◆ **Task description**
Reply with one number: the count of lines in the listing that contain the string "JSON".

-- start of Dataset rows --

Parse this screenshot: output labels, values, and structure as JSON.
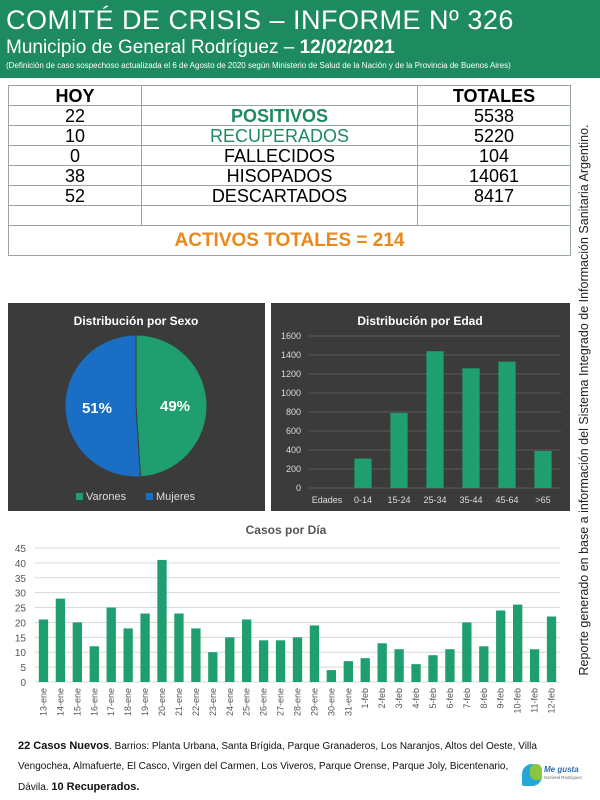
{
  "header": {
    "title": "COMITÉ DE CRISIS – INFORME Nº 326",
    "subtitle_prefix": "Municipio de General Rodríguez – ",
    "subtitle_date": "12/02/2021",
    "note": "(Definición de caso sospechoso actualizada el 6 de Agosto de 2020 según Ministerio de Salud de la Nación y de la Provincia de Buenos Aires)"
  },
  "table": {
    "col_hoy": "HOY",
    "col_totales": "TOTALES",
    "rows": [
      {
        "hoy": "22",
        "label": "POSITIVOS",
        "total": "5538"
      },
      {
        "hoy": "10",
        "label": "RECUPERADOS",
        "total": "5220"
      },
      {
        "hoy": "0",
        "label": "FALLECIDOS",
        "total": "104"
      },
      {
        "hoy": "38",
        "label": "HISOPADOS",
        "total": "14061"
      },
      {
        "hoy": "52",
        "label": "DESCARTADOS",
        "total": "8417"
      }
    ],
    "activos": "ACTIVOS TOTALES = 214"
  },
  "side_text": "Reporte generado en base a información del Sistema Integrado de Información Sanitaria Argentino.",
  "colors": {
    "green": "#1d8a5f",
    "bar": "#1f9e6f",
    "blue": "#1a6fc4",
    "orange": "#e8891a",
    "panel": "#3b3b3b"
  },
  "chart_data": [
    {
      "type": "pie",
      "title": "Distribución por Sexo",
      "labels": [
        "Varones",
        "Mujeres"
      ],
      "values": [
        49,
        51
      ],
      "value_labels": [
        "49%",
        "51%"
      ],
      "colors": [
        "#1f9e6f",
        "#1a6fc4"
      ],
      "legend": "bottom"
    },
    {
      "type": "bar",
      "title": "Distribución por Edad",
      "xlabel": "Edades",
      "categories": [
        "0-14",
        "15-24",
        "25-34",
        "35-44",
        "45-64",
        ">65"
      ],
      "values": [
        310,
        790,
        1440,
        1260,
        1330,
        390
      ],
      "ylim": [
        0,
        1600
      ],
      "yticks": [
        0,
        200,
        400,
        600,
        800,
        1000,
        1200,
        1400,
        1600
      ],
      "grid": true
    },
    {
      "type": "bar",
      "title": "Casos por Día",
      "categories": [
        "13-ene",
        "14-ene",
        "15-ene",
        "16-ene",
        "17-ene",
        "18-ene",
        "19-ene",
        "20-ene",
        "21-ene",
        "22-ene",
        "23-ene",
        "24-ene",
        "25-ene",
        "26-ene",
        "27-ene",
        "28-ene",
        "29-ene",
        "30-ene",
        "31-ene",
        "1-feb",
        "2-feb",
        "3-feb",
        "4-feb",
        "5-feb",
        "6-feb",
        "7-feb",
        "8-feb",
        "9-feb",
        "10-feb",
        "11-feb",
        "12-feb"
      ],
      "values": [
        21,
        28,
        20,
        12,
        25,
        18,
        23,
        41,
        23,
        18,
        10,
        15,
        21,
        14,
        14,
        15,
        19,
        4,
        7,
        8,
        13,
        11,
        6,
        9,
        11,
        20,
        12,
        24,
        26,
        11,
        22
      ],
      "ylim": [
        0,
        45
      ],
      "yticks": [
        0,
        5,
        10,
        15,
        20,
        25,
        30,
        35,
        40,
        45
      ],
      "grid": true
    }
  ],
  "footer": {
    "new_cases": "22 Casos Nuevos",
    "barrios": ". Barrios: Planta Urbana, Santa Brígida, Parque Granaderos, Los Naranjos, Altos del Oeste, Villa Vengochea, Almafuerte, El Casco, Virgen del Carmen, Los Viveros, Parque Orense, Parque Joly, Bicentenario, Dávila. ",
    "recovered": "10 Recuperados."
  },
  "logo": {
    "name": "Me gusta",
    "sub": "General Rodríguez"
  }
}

-- end of Dataset rows --
-- start of Dataset rows --

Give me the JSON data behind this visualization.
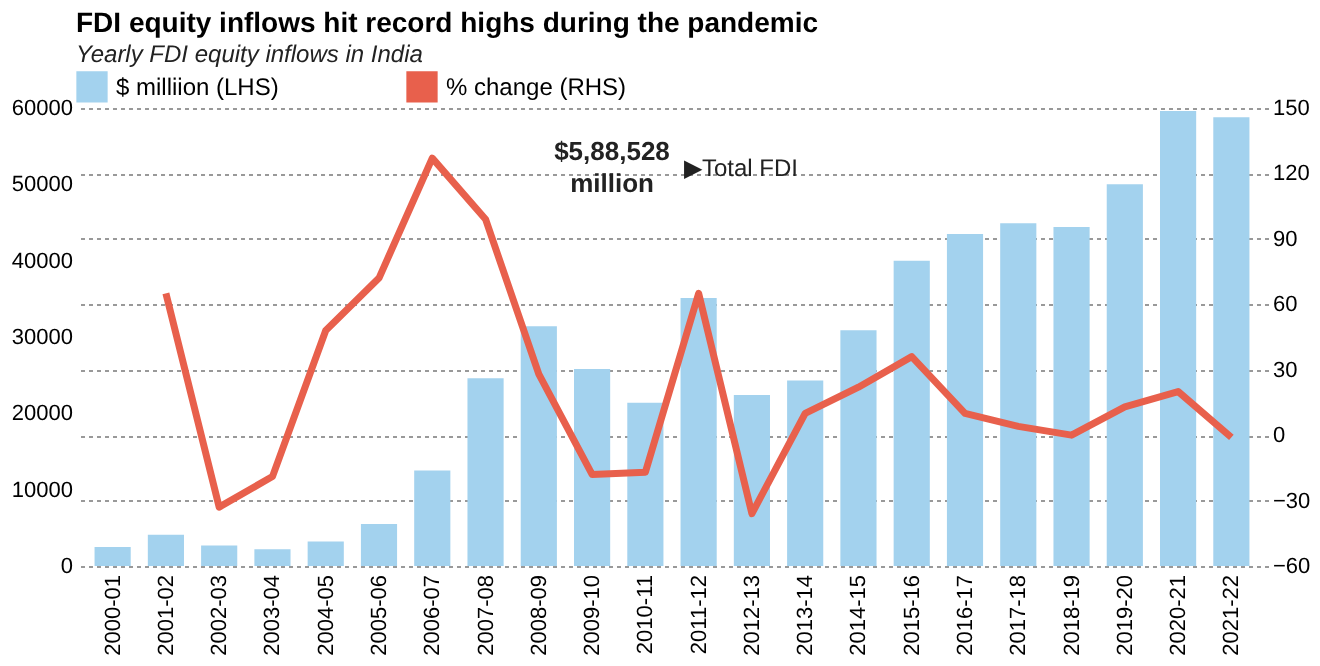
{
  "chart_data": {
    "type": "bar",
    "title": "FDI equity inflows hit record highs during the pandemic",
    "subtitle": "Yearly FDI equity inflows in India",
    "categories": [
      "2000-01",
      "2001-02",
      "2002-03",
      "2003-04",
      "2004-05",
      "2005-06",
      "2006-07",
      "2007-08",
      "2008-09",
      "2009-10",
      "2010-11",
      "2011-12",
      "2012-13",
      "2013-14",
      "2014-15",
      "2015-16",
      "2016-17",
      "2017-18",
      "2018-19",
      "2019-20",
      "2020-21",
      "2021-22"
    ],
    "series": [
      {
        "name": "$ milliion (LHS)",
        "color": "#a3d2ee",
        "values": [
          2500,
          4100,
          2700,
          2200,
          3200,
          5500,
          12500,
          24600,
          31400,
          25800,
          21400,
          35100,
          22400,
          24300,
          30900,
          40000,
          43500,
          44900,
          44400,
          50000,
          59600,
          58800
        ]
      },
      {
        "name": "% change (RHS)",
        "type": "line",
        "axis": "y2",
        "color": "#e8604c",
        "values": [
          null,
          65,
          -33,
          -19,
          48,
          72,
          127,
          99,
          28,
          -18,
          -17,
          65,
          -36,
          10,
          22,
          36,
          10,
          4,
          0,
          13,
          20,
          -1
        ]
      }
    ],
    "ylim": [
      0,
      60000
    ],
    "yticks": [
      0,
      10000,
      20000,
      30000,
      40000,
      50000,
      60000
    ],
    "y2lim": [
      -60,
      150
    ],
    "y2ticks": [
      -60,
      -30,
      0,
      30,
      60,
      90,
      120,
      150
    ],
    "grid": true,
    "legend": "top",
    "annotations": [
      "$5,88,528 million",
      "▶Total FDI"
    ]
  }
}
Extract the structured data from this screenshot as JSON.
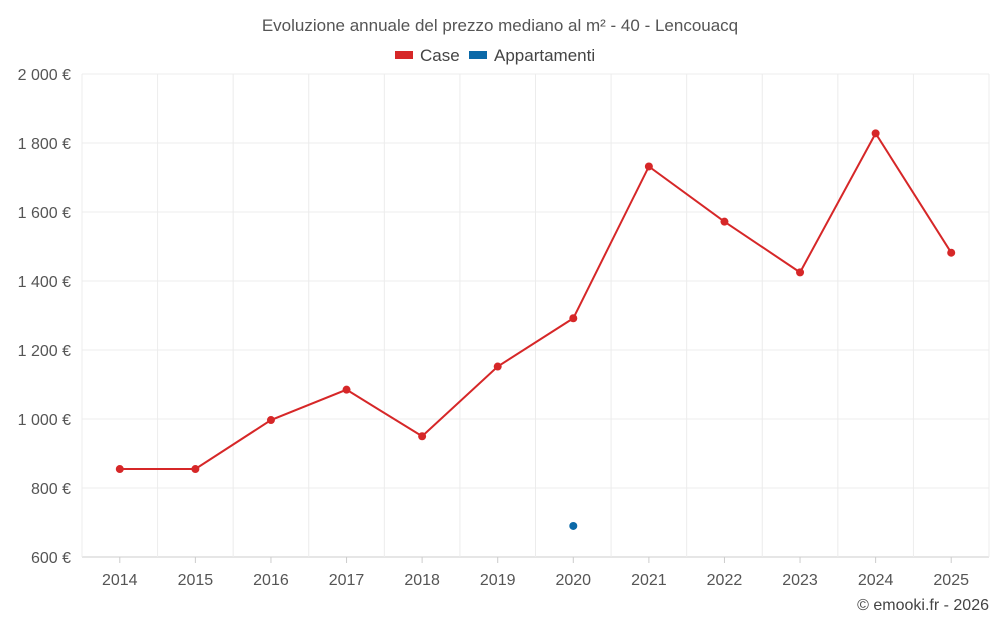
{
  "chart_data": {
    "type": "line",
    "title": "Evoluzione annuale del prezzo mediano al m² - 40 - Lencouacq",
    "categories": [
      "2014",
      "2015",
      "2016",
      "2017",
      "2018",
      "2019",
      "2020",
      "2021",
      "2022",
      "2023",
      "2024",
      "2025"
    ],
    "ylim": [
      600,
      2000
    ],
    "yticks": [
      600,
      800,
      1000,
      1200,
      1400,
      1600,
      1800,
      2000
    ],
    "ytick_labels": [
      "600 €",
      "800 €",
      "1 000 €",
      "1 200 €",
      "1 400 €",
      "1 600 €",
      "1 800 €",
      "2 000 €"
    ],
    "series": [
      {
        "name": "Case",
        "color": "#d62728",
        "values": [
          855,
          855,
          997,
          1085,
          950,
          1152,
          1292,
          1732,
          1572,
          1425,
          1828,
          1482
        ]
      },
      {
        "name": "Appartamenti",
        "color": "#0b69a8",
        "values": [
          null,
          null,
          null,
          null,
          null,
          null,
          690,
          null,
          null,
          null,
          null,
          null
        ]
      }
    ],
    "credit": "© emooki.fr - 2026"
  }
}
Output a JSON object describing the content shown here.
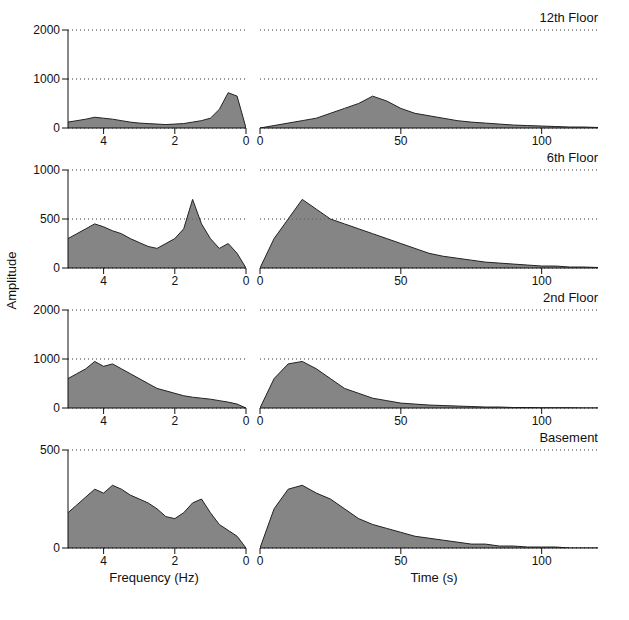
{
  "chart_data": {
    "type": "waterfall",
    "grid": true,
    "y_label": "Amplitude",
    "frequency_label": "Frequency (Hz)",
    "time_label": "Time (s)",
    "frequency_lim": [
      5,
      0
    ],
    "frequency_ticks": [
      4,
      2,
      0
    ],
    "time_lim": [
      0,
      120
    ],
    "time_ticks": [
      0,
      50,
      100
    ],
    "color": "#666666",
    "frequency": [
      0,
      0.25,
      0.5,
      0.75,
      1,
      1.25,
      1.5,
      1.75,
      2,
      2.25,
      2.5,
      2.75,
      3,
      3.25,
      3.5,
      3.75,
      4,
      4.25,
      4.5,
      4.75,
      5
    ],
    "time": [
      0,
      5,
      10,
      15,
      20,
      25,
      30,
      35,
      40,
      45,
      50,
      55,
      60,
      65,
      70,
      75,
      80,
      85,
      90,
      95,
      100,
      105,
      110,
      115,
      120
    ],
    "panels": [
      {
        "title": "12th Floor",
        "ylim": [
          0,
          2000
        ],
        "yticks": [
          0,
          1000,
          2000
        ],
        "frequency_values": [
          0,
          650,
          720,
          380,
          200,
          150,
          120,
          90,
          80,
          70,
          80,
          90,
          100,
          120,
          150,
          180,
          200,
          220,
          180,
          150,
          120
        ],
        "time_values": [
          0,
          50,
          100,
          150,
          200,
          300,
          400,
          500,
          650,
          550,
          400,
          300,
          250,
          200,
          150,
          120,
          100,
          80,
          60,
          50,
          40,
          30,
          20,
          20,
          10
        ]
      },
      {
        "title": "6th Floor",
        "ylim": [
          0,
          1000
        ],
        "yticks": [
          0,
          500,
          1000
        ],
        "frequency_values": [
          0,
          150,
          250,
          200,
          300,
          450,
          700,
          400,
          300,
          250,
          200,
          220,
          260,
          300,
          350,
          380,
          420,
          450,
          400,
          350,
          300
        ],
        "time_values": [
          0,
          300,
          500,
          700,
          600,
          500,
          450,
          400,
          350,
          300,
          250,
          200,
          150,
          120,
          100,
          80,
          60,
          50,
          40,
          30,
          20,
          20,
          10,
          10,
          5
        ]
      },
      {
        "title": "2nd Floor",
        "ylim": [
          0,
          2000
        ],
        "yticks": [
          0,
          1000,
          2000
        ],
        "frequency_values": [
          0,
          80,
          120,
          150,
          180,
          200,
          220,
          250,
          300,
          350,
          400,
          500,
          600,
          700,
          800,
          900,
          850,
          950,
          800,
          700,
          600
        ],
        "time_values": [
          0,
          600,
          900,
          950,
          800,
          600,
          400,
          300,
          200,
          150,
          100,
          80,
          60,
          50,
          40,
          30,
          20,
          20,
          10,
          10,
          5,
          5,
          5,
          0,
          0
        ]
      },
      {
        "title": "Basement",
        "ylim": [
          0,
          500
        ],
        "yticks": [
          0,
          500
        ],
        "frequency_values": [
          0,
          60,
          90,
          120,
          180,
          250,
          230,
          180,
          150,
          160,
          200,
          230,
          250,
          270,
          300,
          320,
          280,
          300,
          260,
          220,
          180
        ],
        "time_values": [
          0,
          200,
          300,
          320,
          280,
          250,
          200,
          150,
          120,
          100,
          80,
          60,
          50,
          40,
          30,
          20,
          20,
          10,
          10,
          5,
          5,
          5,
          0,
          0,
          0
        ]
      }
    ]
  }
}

-- end of Dataset rows --

◆ **Solved exercise**
4